WRITTEN EXERCISE: Reply with one number: the count of lines in the listing that contain the string "ylabel".

Rows from a figure dataset

********************

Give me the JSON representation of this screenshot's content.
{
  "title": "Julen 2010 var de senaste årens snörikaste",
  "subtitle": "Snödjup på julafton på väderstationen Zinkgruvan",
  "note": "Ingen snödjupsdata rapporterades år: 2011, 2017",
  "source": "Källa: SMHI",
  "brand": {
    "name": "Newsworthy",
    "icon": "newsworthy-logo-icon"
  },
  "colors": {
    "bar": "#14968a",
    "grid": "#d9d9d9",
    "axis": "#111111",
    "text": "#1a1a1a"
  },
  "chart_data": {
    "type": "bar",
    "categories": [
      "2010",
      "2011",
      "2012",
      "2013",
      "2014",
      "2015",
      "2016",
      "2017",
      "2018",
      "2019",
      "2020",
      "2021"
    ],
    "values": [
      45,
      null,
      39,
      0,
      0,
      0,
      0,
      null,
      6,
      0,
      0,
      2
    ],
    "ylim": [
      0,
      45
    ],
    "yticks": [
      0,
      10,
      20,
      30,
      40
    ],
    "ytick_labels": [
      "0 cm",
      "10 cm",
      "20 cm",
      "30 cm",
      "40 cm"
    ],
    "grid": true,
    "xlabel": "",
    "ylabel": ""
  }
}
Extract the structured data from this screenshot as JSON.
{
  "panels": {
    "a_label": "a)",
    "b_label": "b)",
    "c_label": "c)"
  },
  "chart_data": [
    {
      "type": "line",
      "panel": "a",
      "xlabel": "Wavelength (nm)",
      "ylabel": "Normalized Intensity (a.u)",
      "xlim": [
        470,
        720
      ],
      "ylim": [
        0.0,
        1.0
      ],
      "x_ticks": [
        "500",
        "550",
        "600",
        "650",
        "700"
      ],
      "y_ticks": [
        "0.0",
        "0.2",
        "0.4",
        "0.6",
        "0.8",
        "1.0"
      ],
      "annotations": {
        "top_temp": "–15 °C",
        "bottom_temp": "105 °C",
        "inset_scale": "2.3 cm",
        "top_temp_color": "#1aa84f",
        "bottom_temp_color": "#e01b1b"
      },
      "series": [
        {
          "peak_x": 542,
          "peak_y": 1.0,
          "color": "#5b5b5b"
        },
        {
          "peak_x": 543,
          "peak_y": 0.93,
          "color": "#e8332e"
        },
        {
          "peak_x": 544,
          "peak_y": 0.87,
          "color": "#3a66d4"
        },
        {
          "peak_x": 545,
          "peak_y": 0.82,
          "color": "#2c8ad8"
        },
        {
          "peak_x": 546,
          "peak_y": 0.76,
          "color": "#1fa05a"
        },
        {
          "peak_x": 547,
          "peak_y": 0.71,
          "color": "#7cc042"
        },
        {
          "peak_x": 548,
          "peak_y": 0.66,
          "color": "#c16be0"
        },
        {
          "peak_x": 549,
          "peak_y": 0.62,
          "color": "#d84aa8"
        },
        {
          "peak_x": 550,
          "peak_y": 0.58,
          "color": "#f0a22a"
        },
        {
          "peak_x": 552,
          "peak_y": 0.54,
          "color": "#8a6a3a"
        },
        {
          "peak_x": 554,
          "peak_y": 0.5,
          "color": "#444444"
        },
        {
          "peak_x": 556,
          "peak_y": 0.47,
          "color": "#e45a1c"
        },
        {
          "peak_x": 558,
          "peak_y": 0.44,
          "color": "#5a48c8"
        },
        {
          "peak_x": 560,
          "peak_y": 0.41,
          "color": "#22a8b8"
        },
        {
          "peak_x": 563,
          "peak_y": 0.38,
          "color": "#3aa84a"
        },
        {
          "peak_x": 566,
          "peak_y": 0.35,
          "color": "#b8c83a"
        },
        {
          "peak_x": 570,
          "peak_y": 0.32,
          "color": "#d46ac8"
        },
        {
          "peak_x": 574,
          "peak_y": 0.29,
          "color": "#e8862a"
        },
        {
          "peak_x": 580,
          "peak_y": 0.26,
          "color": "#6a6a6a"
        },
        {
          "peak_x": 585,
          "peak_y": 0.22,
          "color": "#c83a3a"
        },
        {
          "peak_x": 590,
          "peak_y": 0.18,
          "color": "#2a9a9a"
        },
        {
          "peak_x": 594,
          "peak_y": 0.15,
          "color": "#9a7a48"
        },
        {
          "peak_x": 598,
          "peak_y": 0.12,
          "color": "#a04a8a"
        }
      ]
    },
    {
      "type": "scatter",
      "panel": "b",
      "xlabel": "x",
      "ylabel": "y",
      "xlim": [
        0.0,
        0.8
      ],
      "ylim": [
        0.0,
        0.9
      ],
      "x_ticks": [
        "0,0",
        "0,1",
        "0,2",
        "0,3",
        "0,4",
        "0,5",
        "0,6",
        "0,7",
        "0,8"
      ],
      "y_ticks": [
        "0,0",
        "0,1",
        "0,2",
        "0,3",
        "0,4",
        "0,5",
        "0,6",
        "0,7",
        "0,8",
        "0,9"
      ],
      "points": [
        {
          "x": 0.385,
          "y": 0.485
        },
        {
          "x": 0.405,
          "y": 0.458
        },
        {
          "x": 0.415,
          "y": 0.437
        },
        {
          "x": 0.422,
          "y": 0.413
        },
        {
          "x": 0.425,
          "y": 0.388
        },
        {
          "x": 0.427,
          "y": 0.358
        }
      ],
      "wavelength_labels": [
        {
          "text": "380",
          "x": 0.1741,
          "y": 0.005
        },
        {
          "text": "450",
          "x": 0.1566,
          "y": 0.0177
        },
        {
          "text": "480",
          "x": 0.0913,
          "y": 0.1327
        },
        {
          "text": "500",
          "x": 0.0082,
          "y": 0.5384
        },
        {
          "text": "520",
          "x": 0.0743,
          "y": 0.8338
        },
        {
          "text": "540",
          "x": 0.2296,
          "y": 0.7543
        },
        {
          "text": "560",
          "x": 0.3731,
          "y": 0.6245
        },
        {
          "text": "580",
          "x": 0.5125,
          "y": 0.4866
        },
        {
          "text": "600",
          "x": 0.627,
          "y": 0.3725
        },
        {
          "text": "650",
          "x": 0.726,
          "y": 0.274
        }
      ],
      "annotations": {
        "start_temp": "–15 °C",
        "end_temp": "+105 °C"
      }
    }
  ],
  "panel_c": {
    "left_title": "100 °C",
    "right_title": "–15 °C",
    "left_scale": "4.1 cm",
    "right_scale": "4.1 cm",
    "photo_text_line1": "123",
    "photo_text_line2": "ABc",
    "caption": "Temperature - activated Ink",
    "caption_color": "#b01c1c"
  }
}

********************

RESPONSE TO THE EXERCISE: 3